How many of the lines below hold the word "voice"? Answer only with the number.

- Information given -
· · · · ·
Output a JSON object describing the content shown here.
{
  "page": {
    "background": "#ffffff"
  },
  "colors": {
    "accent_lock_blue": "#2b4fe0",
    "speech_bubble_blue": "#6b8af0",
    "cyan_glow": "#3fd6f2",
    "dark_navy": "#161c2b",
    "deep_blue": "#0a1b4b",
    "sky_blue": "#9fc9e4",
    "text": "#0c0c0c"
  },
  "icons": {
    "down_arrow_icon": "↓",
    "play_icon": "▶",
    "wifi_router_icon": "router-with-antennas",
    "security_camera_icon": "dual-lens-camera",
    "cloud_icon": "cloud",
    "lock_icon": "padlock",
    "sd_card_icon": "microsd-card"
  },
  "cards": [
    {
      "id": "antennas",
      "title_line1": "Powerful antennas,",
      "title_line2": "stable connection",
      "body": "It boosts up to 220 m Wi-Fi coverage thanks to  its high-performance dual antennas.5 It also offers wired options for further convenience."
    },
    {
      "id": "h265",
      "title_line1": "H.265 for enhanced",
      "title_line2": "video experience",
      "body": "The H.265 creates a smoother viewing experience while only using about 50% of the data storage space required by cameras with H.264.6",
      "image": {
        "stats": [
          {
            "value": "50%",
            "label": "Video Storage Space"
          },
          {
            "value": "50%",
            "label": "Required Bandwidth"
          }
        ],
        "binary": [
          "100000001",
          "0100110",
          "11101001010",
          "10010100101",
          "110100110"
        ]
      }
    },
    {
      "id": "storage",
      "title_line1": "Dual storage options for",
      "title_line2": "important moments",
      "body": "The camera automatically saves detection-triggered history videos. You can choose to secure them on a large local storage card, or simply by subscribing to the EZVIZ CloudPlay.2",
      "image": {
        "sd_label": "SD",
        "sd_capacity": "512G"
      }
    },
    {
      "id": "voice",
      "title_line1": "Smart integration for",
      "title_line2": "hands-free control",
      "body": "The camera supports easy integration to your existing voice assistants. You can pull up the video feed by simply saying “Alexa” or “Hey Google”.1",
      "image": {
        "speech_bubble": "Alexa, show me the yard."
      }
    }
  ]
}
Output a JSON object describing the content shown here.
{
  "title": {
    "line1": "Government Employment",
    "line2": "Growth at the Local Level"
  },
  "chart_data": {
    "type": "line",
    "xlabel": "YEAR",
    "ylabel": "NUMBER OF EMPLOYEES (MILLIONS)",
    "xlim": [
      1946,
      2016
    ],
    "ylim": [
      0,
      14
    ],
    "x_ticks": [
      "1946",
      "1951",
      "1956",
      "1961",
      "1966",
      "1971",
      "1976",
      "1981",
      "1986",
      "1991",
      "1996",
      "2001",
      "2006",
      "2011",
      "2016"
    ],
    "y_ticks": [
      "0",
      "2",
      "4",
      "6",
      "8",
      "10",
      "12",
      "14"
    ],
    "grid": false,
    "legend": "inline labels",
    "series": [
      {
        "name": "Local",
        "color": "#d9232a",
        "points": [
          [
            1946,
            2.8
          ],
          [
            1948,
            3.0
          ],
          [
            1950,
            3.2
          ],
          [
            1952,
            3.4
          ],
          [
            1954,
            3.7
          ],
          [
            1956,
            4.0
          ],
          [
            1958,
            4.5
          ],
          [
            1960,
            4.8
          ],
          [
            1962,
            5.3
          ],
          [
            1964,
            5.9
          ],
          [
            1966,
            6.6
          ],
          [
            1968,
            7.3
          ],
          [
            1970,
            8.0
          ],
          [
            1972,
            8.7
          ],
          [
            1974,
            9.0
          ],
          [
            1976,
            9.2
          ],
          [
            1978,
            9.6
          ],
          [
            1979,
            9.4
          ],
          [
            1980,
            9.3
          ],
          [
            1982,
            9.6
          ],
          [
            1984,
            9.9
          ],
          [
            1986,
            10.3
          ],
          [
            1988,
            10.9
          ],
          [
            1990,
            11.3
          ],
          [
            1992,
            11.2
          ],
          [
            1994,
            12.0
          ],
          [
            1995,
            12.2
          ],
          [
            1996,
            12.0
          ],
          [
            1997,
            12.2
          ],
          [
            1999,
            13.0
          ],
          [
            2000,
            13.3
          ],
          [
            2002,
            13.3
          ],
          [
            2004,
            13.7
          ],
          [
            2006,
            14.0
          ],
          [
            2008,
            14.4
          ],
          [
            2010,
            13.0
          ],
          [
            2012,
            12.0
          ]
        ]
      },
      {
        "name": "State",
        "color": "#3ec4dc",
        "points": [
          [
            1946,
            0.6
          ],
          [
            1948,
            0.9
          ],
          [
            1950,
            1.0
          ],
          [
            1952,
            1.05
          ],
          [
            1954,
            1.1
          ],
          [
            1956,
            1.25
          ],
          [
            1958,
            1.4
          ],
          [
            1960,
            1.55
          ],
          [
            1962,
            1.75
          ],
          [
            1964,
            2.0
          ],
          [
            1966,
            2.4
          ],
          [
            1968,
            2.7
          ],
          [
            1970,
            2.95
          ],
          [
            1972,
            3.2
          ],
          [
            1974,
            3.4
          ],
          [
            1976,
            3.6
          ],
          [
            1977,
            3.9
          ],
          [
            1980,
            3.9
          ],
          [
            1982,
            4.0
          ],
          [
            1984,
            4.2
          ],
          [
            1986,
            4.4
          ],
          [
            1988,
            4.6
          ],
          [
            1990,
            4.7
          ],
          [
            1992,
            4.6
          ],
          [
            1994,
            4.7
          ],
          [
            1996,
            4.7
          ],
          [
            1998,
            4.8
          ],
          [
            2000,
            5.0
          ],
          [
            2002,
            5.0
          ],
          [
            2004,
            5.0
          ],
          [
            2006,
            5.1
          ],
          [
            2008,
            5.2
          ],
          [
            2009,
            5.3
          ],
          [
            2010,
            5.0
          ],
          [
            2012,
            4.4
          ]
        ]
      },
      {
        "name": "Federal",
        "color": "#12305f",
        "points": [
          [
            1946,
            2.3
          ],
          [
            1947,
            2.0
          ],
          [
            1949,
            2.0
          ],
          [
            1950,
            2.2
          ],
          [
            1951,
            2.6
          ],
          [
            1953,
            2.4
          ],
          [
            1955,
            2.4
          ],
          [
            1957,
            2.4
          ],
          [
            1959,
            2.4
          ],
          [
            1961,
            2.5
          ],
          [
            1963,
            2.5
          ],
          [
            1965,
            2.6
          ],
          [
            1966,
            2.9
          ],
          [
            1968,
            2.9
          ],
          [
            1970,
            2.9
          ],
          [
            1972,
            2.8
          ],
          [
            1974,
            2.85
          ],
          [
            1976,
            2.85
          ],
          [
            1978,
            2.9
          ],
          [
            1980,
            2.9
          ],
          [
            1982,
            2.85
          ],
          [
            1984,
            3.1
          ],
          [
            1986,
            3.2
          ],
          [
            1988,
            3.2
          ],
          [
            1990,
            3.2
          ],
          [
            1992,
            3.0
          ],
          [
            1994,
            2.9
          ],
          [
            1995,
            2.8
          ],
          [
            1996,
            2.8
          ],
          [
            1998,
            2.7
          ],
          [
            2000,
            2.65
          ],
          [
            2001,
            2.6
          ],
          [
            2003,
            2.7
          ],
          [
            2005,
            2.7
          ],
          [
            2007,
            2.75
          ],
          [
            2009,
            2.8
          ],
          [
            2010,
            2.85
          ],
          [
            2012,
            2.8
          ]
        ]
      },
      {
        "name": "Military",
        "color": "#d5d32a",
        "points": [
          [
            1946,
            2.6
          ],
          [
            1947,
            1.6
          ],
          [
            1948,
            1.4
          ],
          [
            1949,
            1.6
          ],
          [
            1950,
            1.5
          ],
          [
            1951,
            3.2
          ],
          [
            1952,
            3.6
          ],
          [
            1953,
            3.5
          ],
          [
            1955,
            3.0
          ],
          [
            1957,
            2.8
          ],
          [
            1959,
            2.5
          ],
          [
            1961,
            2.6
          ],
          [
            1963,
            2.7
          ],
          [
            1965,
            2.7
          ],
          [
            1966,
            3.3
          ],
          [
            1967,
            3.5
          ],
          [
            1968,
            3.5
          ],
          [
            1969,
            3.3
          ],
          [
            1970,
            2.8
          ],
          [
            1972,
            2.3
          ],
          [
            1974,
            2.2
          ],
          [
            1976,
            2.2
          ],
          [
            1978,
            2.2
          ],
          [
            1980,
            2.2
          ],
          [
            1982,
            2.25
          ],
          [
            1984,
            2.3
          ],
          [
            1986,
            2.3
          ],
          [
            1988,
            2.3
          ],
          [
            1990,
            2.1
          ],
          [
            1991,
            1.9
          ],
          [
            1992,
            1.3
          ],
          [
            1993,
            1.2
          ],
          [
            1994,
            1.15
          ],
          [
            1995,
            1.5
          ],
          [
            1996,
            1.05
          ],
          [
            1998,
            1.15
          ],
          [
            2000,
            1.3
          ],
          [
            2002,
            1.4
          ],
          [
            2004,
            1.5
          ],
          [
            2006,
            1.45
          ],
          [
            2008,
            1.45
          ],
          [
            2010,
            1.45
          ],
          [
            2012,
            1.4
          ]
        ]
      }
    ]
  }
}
· · · · ·
- Correct response -
2